INSTRUCTION: In the copy, keep every record exact and leave out all images.

GIVEN ENTRIES:
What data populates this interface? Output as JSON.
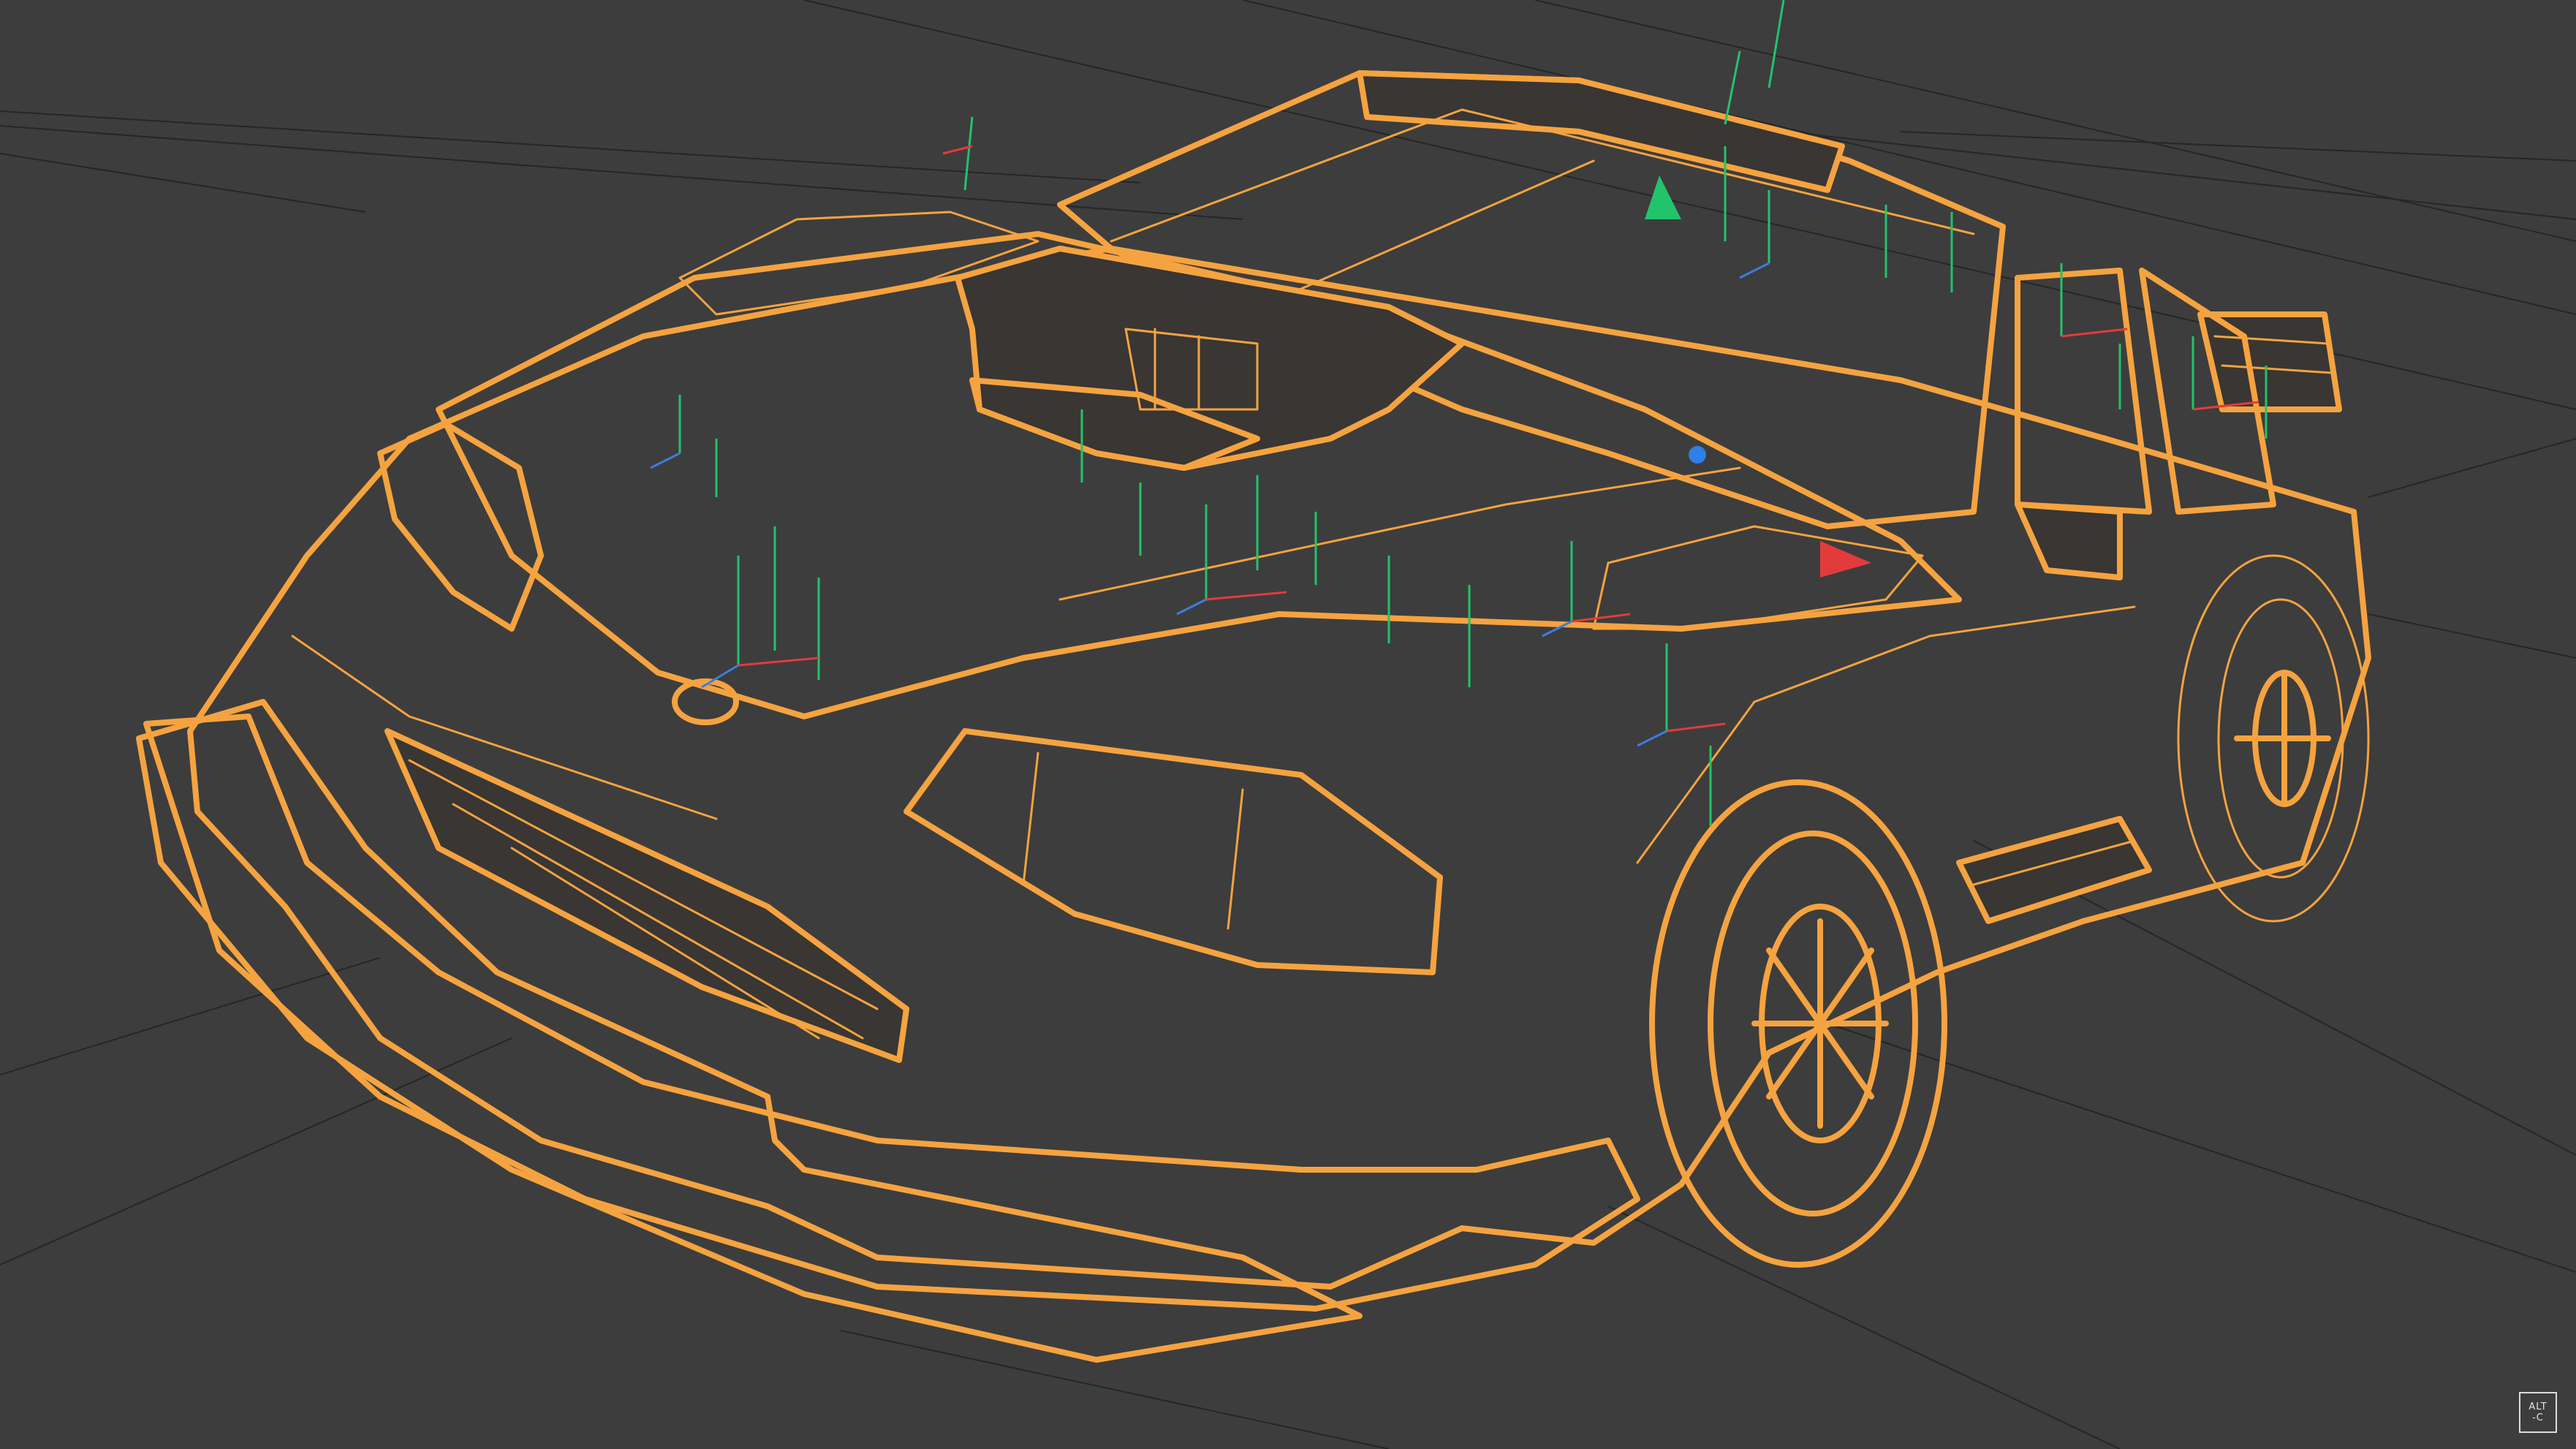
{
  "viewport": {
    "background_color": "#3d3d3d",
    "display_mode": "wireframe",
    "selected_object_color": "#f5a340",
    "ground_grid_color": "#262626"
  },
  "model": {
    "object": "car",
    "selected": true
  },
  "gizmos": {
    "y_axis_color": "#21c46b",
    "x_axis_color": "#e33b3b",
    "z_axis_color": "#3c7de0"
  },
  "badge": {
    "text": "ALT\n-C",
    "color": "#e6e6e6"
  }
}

EXERCISE SOLUTION:
What data populates this interface? Output as JSON.
{
  "viewport": {
    "background_color": "#3d3d3d",
    "display_mode": "wireframe",
    "selected_object_color": "#f5a340",
    "ground_grid_color": "#262626"
  },
  "model": {
    "object": "car",
    "selected": true
  },
  "gizmos": {
    "y_axis_color": "#21c46b",
    "x_axis_color": "#e33b3b",
    "z_axis_color": "#3c7de0"
  },
  "badge": {
    "text": "ALT\n-C",
    "color": "#e6e6e6"
  }
}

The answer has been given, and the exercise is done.